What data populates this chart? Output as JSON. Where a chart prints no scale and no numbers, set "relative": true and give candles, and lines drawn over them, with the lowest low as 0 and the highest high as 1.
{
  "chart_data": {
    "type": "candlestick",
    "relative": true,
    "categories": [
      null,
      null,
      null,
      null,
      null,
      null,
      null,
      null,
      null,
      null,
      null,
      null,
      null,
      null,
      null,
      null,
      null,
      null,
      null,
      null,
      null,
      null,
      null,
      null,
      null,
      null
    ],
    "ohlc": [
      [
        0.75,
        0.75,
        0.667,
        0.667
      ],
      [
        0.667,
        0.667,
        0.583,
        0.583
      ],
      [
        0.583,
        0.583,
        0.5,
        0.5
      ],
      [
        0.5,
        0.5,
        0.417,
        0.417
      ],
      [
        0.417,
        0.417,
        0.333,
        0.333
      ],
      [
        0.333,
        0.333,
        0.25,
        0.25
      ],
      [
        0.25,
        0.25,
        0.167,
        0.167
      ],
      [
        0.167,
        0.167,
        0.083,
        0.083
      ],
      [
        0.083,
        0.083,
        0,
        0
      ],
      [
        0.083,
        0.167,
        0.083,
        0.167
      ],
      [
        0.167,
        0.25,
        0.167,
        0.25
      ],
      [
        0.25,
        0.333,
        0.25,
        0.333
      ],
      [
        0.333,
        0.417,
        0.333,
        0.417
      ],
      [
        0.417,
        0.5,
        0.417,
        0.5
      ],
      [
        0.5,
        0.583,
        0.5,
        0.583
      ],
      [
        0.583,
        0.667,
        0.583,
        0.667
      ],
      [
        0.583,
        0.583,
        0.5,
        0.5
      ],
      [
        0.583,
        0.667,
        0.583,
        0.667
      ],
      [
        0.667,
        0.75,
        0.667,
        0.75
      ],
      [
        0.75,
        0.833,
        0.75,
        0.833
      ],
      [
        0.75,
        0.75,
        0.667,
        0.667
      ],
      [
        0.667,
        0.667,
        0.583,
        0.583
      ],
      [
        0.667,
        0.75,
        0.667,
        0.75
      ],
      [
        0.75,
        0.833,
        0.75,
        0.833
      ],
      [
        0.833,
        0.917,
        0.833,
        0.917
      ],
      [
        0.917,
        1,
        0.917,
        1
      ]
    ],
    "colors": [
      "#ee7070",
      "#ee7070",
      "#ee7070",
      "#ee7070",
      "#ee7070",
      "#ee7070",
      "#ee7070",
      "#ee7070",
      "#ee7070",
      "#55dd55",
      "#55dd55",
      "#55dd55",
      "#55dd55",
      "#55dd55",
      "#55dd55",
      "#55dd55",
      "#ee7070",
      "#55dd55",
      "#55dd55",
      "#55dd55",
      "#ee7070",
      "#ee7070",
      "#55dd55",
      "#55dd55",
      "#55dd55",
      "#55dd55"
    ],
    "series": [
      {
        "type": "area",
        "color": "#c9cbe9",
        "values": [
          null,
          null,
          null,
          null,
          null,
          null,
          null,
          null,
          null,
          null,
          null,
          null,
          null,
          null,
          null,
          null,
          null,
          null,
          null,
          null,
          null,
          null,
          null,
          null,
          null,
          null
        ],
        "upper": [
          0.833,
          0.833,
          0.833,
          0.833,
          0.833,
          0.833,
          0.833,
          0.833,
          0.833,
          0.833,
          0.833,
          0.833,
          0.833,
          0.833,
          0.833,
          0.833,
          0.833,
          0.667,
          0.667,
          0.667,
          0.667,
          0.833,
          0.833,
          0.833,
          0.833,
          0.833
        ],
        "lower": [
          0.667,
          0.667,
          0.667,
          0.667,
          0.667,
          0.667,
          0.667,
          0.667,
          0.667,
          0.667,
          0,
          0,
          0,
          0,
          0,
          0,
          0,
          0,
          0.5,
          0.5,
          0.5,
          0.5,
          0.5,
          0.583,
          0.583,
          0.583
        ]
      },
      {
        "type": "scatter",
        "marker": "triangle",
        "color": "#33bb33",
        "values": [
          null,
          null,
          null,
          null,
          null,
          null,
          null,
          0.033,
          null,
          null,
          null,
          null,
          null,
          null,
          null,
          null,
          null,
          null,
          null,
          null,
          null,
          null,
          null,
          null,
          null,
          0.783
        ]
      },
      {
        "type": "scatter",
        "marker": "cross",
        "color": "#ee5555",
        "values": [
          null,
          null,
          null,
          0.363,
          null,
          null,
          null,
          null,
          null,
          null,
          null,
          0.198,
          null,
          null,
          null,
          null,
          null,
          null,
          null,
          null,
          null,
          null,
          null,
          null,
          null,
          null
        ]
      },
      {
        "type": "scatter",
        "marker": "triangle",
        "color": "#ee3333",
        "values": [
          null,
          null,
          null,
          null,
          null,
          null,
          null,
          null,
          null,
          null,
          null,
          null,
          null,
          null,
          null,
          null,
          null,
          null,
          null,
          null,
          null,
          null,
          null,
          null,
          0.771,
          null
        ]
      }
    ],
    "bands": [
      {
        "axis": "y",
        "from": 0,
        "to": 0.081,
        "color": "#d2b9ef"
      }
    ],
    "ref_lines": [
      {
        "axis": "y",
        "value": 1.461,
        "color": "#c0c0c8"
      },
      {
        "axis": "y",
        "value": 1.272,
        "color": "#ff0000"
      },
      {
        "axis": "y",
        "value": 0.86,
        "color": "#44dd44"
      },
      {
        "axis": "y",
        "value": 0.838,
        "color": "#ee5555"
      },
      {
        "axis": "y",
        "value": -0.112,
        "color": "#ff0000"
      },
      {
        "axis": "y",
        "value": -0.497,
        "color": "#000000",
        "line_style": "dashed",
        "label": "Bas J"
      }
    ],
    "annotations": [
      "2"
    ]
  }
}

-.-.-

• YOUR GOAL: Transcribe all the entries, keeping each one exactly as it is.

• SOLUTION FOR THIS EXERCISE:
What data populates this chart? Output as JSON. Where a chart prints no scale and no numbers, set "relative": true and give candles, and lines drawn over them, with the lowest low as 0 and the highest high as 1.
{
  "chart_data": {
    "type": "candlestick",
    "relative": true,
    "categories": [
      null,
      null,
      null,
      null,
      null,
      null,
      null,
      null,
      null,
      null,
      null,
      null,
      null,
      null,
      null,
      null,
      null,
      null,
      null,
      null,
      null,
      null,
      null,
      null,
      null,
      null
    ],
    "ohlc": [
      [
        0.75,
        0.75,
        0.667,
        0.667
      ],
      [
        0.667,
        0.667,
        0.583,
        0.583
      ],
      [
        0.583,
        0.583,
        0.5,
        0.5
      ],
      [
        0.5,
        0.5,
        0.417,
        0.417
      ],
      [
        0.417,
        0.417,
        0.333,
        0.333
      ],
      [
        0.333,
        0.333,
        0.25,
        0.25
      ],
      [
        0.25,
        0.25,
        0.167,
        0.167
      ],
      [
        0.167,
        0.167,
        0.083,
        0.083
      ],
      [
        0.083,
        0.083,
        0,
        0
      ],
      [
        0.083,
        0.167,
        0.083,
        0.167
      ],
      [
        0.167,
        0.25,
        0.167,
        0.25
      ],
      [
        0.25,
        0.333,
        0.25,
        0.333
      ],
      [
        0.333,
        0.417,
        0.333,
        0.417
      ],
      [
        0.417,
        0.5,
        0.417,
        0.5
      ],
      [
        0.5,
        0.583,
        0.5,
        0.583
      ],
      [
        0.583,
        0.667,
        0.583,
        0.667
      ],
      [
        0.583,
        0.583,
        0.5,
        0.5
      ],
      [
        0.583,
        0.667,
        0.583,
        0.667
      ],
      [
        0.667,
        0.75,
        0.667,
        0.75
      ],
      [
        0.75,
        0.833,
        0.75,
        0.833
      ],
      [
        0.75,
        0.75,
        0.667,
        0.667
      ],
      [
        0.667,
        0.667,
        0.583,
        0.583
      ],
      [
        0.667,
        0.75,
        0.667,
        0.75
      ],
      [
        0.75,
        0.833,
        0.75,
        0.833
      ],
      [
        0.833,
        0.917,
        0.833,
        0.917
      ],
      [
        0.917,
        1,
        0.917,
        1
      ]
    ],
    "colors": [
      "#ee7070",
      "#ee7070",
      "#ee7070",
      "#ee7070",
      "#ee7070",
      "#ee7070",
      "#ee7070",
      "#ee7070",
      "#ee7070",
      "#55dd55",
      "#55dd55",
      "#55dd55",
      "#55dd55",
      "#55dd55",
      "#55dd55",
      "#55dd55",
      "#ee7070",
      "#55dd55",
      "#55dd55",
      "#55dd55",
      "#ee7070",
      "#ee7070",
      "#55dd55",
      "#55dd55",
      "#55dd55",
      "#55dd55"
    ],
    "series": [
      {
        "type": "area",
        "color": "#c9cbe9",
        "values": [
          null,
          null,
          null,
          null,
          null,
          null,
          null,
          null,
          null,
          null,
          null,
          null,
          null,
          null,
          null,
          null,
          null,
          null,
          null,
          null,
          null,
          null,
          null,
          null,
          null,
          null
        ],
        "upper": [
          0.833,
          0.833,
          0.833,
          0.833,
          0.833,
          0.833,
          0.833,
          0.833,
          0.833,
          0.833,
          0.833,
          0.833,
          0.833,
          0.833,
          0.833,
          0.833,
          0.833,
          0.667,
          0.667,
          0.667,
          0.667,
          0.833,
          0.833,
          0.833,
          0.833,
          0.833
        ],
        "lower": [
          0.667,
          0.667,
          0.667,
          0.667,
          0.667,
          0.667,
          0.667,
          0.667,
          0.667,
          0.667,
          0,
          0,
          0,
          0,
          0,
          0,
          0,
          0,
          0.5,
          0.5,
          0.5,
          0.5,
          0.5,
          0.583,
          0.583,
          0.583
        ]
      },
      {
        "type": "scatter",
        "marker": "triangle",
        "color": "#33bb33",
        "values": [
          null,
          null,
          null,
          null,
          null,
          null,
          null,
          0.033,
          null,
          null,
          null,
          null,
          null,
          null,
          null,
          null,
          null,
          null,
          null,
          null,
          null,
          null,
          null,
          null,
          null,
          0.783
        ]
      },
      {
        "type": "scatter",
        "marker": "cross",
        "color": "#ee5555",
        "values": [
          null,
          null,
          null,
          0.363,
          null,
          null,
          null,
          null,
          null,
          null,
          null,
          0.198,
          null,
          null,
          null,
          null,
          null,
          null,
          null,
          null,
          null,
          null,
          null,
          null,
          null,
          null
        ]
      },
      {
        "type": "scatter",
        "marker": "triangle",
        "color": "#ee3333",
        "values": [
          null,
          null,
          null,
          null,
          null,
          null,
          null,
          null,
          null,
          null,
          null,
          null,
          null,
          null,
          null,
          null,
          null,
          null,
          null,
          null,
          null,
          null,
          null,
          null,
          0.771,
          null
        ]
      }
    ],
    "bands": [
      {
        "axis": "y",
        "from": 0,
        "to": 0.081,
        "color": "#d2b9ef"
      }
    ],
    "ref_lines": [
      {
        "axis": "y",
        "value": 1.461,
        "color": "#c0c0c8"
      },
      {
        "axis": "y",
        "value": 1.272,
        "color": "#ff0000"
      },
      {
        "axis": "y",
        "value": 0.86,
        "color": "#44dd44"
      },
      {
        "axis": "y",
        "value": 0.838,
        "color": "#ee5555"
      },
      {
        "axis": "y",
        "value": -0.112,
        "color": "#ff0000"
      },
      {
        "axis": "y",
        "value": -0.497,
        "color": "#000000",
        "line_style": "dashed",
        "label": "Bas J"
      }
    ],
    "annotations": [
      "2"
    ]
  }
}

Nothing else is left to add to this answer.